### STATED TASK
Render the following material again verbatim, leaving nothing out.

### RECORD EXTRACTS
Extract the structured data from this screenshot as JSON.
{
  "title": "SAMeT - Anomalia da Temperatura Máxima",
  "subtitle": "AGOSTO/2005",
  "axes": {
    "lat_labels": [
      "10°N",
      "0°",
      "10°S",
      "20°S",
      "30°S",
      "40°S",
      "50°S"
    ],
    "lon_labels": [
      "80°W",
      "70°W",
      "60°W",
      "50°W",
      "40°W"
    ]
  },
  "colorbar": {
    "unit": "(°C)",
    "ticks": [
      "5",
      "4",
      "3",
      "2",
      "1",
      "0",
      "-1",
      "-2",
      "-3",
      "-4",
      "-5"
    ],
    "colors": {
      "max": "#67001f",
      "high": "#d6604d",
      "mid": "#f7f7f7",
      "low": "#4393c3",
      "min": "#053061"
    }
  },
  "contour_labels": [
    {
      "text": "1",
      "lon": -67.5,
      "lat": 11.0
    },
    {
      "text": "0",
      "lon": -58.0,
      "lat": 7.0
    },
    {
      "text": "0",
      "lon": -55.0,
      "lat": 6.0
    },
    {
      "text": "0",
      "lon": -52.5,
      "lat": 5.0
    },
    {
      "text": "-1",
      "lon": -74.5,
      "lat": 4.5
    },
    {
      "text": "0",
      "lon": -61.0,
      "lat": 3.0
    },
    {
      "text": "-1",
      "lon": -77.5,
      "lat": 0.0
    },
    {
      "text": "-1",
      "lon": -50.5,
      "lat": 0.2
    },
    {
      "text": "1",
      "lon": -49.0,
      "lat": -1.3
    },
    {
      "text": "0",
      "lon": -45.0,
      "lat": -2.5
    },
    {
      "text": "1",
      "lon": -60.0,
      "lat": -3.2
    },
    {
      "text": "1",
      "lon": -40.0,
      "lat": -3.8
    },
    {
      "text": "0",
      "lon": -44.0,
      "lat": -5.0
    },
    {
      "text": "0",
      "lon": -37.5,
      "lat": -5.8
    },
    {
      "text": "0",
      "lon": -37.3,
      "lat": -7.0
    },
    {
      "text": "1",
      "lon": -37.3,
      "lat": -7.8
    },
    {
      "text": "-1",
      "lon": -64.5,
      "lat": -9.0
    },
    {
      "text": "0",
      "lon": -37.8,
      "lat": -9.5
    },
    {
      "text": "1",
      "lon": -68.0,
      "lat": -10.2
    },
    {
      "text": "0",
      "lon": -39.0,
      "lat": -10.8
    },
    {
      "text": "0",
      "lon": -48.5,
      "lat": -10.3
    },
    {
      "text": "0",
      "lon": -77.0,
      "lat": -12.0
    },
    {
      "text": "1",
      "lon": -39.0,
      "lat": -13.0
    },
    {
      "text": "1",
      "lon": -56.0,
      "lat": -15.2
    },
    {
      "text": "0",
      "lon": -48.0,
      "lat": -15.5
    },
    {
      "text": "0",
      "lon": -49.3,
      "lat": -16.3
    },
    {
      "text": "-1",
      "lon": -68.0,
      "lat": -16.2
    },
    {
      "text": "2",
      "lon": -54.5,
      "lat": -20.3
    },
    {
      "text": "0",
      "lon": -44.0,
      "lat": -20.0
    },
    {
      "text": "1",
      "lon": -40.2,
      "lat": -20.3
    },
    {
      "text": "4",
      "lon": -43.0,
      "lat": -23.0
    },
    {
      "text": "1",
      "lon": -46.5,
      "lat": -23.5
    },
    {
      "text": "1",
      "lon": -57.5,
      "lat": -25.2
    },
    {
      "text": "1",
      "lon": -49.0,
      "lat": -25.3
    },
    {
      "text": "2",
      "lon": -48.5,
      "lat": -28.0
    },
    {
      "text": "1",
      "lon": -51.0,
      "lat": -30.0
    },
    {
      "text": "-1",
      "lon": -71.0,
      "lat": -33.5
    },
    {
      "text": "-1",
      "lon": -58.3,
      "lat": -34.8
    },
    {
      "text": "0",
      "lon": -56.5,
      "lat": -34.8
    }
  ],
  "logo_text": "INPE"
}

### TASK ANSWER
Extract the structured data from this screenshot as JSON.
{
  "title": "SAMeT - Anomalia da Temperatura Máxima",
  "subtitle": "AGOSTO/2005",
  "axes": {
    "lat_labels": [
      "10°N",
      "0°",
      "10°S",
      "20°S",
      "30°S",
      "40°S",
      "50°S"
    ],
    "lon_labels": [
      "80°W",
      "70°W",
      "60°W",
      "50°W",
      "40°W"
    ]
  },
  "colorbar": {
    "unit": "(°C)",
    "ticks": [
      "5",
      "4",
      "3",
      "2",
      "1",
      "0",
      "-1",
      "-2",
      "-3",
      "-4",
      "-5"
    ],
    "colors": {
      "max": "#67001f",
      "high": "#d6604d",
      "mid": "#f7f7f7",
      "low": "#4393c3",
      "min": "#053061"
    }
  },
  "contour_labels": [
    {
      "text": "1",
      "lon": -67.5,
      "lat": 11.0
    },
    {
      "text": "0",
      "lon": -58.0,
      "lat": 7.0
    },
    {
      "text": "0",
      "lon": -55.0,
      "lat": 6.0
    },
    {
      "text": "0",
      "lon": -52.5,
      "lat": 5.0
    },
    {
      "text": "-1",
      "lon": -74.5,
      "lat": 4.5
    },
    {
      "text": "0",
      "lon": -61.0,
      "lat": 3.0
    },
    {
      "text": "-1",
      "lon": -77.5,
      "lat": 0.0
    },
    {
      "text": "-1",
      "lon": -50.5,
      "lat": 0.2
    },
    {
      "text": "1",
      "lon": -49.0,
      "lat": -1.3
    },
    {
      "text": "0",
      "lon": -45.0,
      "lat": -2.5
    },
    {
      "text": "1",
      "lon": -60.0,
      "lat": -3.2
    },
    {
      "text": "1",
      "lon": -40.0,
      "lat": -3.8
    },
    {
      "text": "0",
      "lon": -44.0,
      "lat": -5.0
    },
    {
      "text": "0",
      "lon": -37.5,
      "lat": -5.8
    },
    {
      "text": "0",
      "lon": -37.3,
      "lat": -7.0
    },
    {
      "text": "1",
      "lon": -37.3,
      "lat": -7.8
    },
    {
      "text": "-1",
      "lon": -64.5,
      "lat": -9.0
    },
    {
      "text": "0",
      "lon": -37.8,
      "lat": -9.5
    },
    {
      "text": "1",
      "lon": -68.0,
      "lat": -10.2
    },
    {
      "text": "0",
      "lon": -39.0,
      "lat": -10.8
    },
    {
      "text": "0",
      "lon": -48.5,
      "lat": -10.3
    },
    {
      "text": "0",
      "lon": -77.0,
      "lat": -12.0
    },
    {
      "text": "1",
      "lon": -39.0,
      "lat": -13.0
    },
    {
      "text": "1",
      "lon": -56.0,
      "lat": -15.2
    },
    {
      "text": "0",
      "lon": -48.0,
      "lat": -15.5
    },
    {
      "text": "0",
      "lon": -49.3,
      "lat": -16.3
    },
    {
      "text": "-1",
      "lon": -68.0,
      "lat": -16.2
    },
    {
      "text": "2",
      "lon": -54.5,
      "lat": -20.3
    },
    {
      "text": "0",
      "lon": -44.0,
      "lat": -20.0
    },
    {
      "text": "1",
      "lon": -40.2,
      "lat": -20.3
    },
    {
      "text": "4",
      "lon": -43.0,
      "lat": -23.0
    },
    {
      "text": "1",
      "lon": -46.5,
      "lat": -23.5
    },
    {
      "text": "1",
      "lon": -57.5,
      "lat": -25.2
    },
    {
      "text": "1",
      "lon": -49.0,
      "lat": -25.3
    },
    {
      "text": "2",
      "lon": -48.5,
      "lat": -28.0
    },
    {
      "text": "1",
      "lon": -51.0,
      "lat": -30.0
    },
    {
      "text": "-1",
      "lon": -71.0,
      "lat": -33.5
    },
    {
      "text": "-1",
      "lon": -58.3,
      "lat": -34.8
    },
    {
      "text": "0",
      "lon": -56.5,
      "lat": -34.8
    }
  ],
  "logo_text": "INPE"
}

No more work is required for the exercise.